*PROBLEM DETAILS*: In the records that follow, show each line where the word "sterowania" is present.

*DATA LINES*:
····················

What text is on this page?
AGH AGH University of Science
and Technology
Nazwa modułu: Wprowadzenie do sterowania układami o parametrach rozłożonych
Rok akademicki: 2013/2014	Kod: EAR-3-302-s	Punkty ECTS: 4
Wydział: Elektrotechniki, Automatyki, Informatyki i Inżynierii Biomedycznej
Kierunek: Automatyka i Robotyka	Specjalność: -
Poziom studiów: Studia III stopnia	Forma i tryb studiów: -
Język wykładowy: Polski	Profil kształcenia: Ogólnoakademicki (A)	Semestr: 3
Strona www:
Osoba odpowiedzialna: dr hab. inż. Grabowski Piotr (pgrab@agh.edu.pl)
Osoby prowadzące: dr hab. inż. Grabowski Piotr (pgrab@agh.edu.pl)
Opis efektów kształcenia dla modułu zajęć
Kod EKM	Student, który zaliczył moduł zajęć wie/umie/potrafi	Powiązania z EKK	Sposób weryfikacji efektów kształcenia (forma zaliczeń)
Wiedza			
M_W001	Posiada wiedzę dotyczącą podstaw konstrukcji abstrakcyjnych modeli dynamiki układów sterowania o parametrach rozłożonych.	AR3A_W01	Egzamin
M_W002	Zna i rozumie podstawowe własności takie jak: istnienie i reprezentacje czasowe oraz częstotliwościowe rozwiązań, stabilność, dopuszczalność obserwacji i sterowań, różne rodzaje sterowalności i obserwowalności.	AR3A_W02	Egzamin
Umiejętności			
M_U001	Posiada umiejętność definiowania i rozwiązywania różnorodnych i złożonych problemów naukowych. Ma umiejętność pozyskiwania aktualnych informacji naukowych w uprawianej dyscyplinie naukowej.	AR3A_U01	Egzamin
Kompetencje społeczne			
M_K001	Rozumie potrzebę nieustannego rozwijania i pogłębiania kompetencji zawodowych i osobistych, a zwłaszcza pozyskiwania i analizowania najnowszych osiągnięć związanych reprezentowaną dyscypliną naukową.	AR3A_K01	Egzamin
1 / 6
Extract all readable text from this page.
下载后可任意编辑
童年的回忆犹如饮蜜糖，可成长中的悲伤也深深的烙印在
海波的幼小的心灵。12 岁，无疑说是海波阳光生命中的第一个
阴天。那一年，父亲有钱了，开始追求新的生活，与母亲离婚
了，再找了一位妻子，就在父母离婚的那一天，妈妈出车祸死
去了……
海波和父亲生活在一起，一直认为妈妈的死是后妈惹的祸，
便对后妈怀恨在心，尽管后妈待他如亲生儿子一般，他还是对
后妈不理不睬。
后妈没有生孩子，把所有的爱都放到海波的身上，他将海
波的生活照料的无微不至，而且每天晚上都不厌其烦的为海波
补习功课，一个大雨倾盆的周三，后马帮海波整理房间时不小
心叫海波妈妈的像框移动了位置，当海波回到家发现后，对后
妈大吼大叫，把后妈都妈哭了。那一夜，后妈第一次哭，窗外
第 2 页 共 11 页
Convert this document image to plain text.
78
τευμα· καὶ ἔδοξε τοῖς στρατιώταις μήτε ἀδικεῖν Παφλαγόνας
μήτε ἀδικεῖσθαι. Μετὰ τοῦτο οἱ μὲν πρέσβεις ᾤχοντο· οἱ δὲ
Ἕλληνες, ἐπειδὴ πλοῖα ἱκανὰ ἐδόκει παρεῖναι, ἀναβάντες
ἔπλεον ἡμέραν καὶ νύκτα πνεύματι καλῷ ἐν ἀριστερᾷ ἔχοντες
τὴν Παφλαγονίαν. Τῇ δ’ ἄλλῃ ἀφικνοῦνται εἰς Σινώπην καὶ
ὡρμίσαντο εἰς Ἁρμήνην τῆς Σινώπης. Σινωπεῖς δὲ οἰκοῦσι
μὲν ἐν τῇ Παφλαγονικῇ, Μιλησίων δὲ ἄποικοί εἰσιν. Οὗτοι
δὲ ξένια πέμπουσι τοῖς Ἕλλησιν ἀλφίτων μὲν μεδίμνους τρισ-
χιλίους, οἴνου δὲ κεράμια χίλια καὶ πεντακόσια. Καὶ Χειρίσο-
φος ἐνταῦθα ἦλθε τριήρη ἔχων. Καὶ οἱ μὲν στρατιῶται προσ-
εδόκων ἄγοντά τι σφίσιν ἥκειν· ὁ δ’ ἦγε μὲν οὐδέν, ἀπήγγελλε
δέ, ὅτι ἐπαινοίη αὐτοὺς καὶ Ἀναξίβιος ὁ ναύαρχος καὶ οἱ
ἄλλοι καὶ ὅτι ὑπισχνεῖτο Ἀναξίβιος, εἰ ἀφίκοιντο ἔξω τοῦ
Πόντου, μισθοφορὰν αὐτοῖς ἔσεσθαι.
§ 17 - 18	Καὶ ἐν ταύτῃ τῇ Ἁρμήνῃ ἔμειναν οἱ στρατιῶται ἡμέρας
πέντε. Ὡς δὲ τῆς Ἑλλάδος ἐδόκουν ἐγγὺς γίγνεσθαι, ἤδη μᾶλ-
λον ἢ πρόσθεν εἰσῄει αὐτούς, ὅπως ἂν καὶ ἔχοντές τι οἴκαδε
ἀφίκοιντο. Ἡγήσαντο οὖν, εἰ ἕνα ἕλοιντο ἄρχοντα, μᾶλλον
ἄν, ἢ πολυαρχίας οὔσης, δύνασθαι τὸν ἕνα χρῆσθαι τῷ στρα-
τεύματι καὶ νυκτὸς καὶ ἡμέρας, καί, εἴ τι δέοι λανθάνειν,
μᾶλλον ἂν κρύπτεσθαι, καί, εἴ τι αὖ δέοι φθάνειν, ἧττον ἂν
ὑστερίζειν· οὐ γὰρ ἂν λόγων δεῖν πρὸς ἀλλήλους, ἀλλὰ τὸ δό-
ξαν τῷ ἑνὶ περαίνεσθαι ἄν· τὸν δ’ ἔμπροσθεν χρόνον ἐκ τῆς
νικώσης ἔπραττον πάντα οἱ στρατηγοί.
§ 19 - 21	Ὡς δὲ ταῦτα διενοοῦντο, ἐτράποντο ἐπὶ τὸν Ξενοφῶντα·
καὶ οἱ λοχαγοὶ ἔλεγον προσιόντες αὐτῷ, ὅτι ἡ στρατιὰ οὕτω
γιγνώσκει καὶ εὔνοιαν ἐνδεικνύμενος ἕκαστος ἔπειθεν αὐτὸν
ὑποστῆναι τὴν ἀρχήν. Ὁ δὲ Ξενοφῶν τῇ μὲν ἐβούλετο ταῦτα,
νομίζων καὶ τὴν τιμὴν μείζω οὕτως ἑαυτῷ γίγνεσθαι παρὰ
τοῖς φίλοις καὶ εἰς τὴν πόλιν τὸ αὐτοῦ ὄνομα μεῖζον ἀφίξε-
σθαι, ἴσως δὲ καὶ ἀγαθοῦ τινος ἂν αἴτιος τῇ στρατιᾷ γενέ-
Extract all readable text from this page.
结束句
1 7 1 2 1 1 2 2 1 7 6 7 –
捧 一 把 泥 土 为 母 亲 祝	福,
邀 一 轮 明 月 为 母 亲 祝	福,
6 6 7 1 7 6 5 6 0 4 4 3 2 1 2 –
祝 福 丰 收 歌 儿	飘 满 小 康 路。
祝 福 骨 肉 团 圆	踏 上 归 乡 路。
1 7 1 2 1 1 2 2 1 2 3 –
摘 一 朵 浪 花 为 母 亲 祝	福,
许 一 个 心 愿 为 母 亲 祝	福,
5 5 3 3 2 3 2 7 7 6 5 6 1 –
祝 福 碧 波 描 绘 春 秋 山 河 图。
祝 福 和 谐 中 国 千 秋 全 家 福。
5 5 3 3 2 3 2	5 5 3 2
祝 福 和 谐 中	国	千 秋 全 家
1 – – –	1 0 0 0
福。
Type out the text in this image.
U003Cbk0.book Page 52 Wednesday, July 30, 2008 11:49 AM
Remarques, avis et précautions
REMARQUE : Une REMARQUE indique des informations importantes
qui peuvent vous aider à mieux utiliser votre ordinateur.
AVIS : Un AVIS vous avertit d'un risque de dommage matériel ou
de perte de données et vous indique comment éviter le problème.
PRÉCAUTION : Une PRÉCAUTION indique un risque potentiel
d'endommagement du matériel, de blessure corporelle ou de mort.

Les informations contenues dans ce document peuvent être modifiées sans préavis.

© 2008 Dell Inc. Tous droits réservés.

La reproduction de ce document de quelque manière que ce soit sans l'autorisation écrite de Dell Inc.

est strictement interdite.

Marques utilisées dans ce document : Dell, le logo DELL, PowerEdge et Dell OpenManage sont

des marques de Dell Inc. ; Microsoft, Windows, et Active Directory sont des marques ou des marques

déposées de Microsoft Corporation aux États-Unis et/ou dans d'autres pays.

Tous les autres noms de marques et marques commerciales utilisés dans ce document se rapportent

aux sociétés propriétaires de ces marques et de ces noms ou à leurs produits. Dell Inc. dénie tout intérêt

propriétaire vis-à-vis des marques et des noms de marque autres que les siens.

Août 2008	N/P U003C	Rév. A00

····················

*THE ANSWER*:
Nazwa modułu: Wprowadzenie do sterowania układami o parametrach rozłożonych
M_W001	Posiada wiedzę dotyczącą podstaw konstrukcji abstrakcyjnych modeli dynamiki układów sterowania o parametrach rozłożonych.	AR3A_W01	Egzamin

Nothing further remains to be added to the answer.